● **What is needed**: Reproduce the records that follow in full, excluding any picture they contain.

Rows from a dataset
----------

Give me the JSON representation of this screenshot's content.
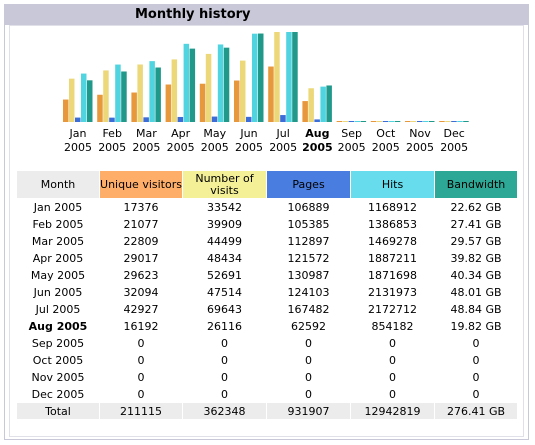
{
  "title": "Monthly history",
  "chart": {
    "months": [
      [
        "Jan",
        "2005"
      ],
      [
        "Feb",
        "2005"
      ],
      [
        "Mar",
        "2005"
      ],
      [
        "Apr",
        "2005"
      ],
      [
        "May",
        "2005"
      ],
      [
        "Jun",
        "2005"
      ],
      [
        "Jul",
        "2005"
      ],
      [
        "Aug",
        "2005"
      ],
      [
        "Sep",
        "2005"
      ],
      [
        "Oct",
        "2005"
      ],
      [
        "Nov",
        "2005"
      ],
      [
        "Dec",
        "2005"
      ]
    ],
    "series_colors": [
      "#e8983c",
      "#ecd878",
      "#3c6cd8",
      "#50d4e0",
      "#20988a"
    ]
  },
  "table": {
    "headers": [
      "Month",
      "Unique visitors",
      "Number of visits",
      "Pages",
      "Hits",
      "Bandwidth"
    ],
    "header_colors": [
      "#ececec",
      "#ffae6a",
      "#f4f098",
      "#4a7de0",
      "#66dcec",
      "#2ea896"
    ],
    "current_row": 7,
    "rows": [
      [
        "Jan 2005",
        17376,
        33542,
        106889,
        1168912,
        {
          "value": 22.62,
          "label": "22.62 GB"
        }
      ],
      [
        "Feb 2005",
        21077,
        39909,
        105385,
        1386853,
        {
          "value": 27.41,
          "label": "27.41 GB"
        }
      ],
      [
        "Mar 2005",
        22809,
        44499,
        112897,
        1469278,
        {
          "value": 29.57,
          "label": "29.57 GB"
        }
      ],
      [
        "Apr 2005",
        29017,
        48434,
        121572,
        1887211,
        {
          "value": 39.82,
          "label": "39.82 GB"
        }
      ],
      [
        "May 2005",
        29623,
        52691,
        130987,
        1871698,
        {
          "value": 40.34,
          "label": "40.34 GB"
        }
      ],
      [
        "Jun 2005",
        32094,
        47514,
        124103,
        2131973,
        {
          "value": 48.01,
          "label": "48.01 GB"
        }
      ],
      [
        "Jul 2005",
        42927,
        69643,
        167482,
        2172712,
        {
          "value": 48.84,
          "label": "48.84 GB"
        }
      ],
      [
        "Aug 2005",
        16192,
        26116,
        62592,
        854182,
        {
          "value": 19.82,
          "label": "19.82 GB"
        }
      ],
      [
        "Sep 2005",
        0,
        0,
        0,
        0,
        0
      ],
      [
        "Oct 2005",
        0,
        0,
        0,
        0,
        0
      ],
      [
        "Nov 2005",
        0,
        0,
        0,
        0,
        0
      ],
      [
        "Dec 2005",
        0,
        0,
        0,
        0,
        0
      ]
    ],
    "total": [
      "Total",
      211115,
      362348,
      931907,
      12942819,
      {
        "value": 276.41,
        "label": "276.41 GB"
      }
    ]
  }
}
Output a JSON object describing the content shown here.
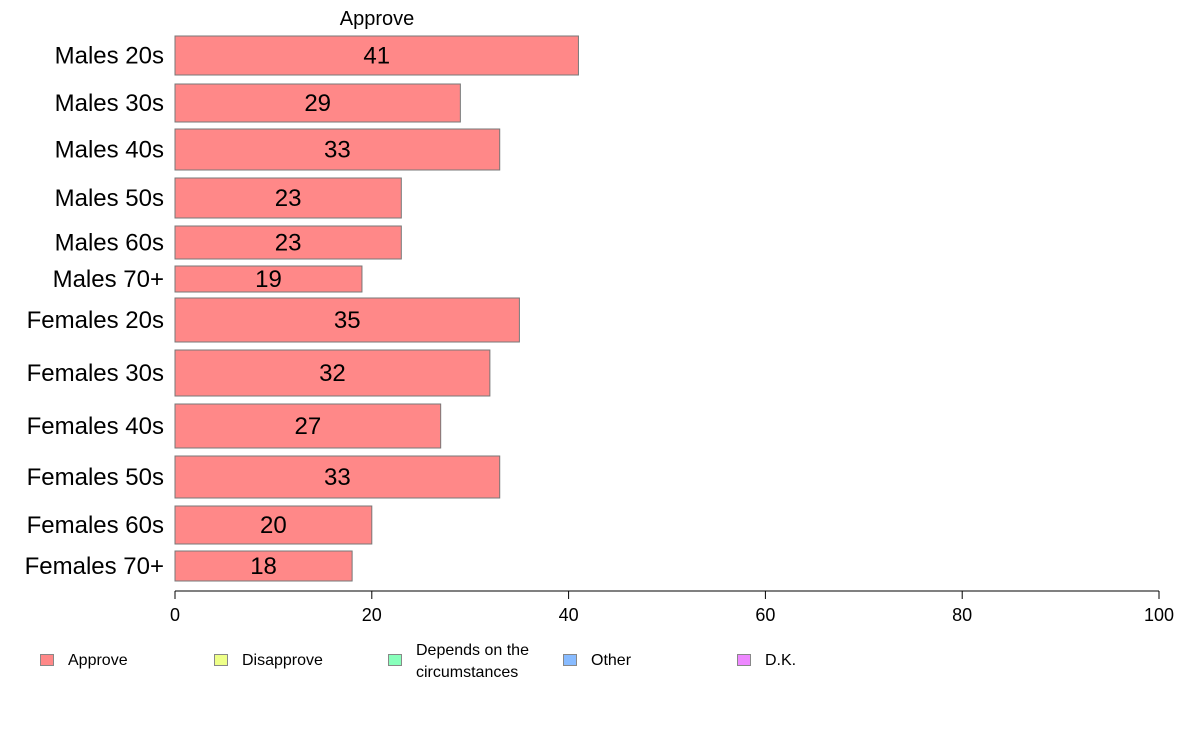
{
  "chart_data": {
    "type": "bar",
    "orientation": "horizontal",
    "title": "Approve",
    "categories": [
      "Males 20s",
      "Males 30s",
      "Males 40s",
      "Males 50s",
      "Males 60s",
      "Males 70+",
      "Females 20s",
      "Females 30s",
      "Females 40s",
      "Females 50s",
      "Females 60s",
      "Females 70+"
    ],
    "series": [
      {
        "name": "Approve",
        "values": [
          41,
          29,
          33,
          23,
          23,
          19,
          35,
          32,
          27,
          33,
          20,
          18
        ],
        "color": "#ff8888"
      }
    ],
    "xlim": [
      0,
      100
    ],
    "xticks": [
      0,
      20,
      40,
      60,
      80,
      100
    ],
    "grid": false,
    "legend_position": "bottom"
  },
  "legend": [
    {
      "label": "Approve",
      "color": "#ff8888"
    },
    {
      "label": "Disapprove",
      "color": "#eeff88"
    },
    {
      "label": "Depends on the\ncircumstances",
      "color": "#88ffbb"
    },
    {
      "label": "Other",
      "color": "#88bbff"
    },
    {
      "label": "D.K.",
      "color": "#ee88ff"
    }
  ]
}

----------

● **Correct output**:
Give me the JSON representation of this screenshot's content.
{
  "title": "Monthly history",
  "chart": {
    "months": [
      [
        "Jan",
        "2005"
      ],
      [
        "Feb",
        "2005"
      ],
      [
        "Mar",
        "2005"
      ],
      [
        "Apr",
        "2005"
      ],
      [
        "May",
        "2005"
      ],
      [
        "Jun",
        "2005"
      ],
      [
        "Jul",
        "2005"
      ],
      [
        "Aug",
        "2005"
      ],
      [
        "Sep",
        "2005"
      ],
      [
        "Oct",
        "2005"
      ],
      [
        "Nov",
        "2005"
      ],
      [
        "Dec",
        "2005"
      ]
    ],
    "series_colors": [
      "#e8983c",
      "#ecd878",
      "#3c6cd8",
      "#50d4e0",
      "#20988a"
    ]
  },
  "table": {
    "headers": [
      "Month",
      "Unique visitors",
      "Number of visits",
      "Pages",
      "Hits",
      "Bandwidth"
    ],
    "header_colors": [
      "#ececec",
      "#ffae6a",
      "#f4f098",
      "#4a7de0",
      "#66dcec",
      "#2ea896"
    ],
    "current_row": 7,
    "rows": [
      [
        "Jan 2005",
        17376,
        33542,
        106889,
        1168912,
        {
          "value": 22.62,
          "label": "22.62 GB"
        }
      ],
      [
        "Feb 2005",
        21077,
        39909,
        105385,
        1386853,
        {
          "value": 27.41,
          "label": "27.41 GB"
        }
      ],
      [
        "Mar 2005",
        22809,
        44499,
        112897,
        1469278,
        {
          "value": 29.57,
          "label": "29.57 GB"
        }
      ],
      [
        "Apr 2005",
        29017,
        48434,
        121572,
        1887211,
        {
          "value": 39.82,
          "label": "39.82 GB"
        }
      ],
      [
        "May 2005",
        29623,
        52691,
        130987,
        1871698,
        {
          "value": 40.34,
          "label": "40.34 GB"
        }
      ],
      [
        "Jun 2005",
        32094,
        47514,
        124103,
        2131973,
        {
          "value": 48.01,
          "label": "48.01 GB"
        }
      ],
      [
        "Jul 2005",
        42927,
        69643,
        167482,
        2172712,
        {
          "value": 48.84,
          "label": "48.84 GB"
        }
      ],
      [
        "Aug 2005",
        16192,
        26116,
        62592,
        854182,
        {
          "value": 19.82,
          "label": "19.82 GB"
        }
      ],
      [
        "Sep 2005",
        0,
        0,
        0,
        0,
        0
      ],
      [
        "Oct 2005",
        0,
        0,
        0,
        0,
        0
      ],
      [
        "Nov 2005",
        0,
        0,
        0,
        0,
        0
      ],
      [
        "Dec 2005",
        0,
        0,
        0,
        0,
        0
      ]
    ],
    "total": [
      "Total",
      211115,
      362348,
      931907,
      12942819,
      {
        "value": 276.41,
        "label": "276.41 GB"
      }
    ]
  }
}
Output a JSON object describing the content shown here.
{
  "chart_data": {
    "type": "bar",
    "orientation": "horizontal",
    "title": "Approve",
    "categories": [
      "Males 20s",
      "Males 30s",
      "Males 40s",
      "Males 50s",
      "Males 60s",
      "Males 70+",
      "Females 20s",
      "Females 30s",
      "Females 40s",
      "Females 50s",
      "Females 60s",
      "Females 70+"
    ],
    "series": [
      {
        "name": "Approve",
        "values": [
          41,
          29,
          33,
          23,
          23,
          19,
          35,
          32,
          27,
          33,
          20,
          18
        ],
        "color": "#ff8888"
      }
    ],
    "xlim": [
      0,
      100
    ],
    "xticks": [
      0,
      20,
      40,
      60,
      80,
      100
    ],
    "grid": false,
    "legend_position": "bottom"
  },
  "legend": [
    {
      "label": "Approve",
      "color": "#ff8888"
    },
    {
      "label": "Disapprove",
      "color": "#eeff88"
    },
    {
      "label": "Depends on the\ncircumstances",
      "color": "#88ffbb"
    },
    {
      "label": "Other",
      "color": "#88bbff"
    },
    {
      "label": "D.K.",
      "color": "#ee88ff"
    }
  ]
}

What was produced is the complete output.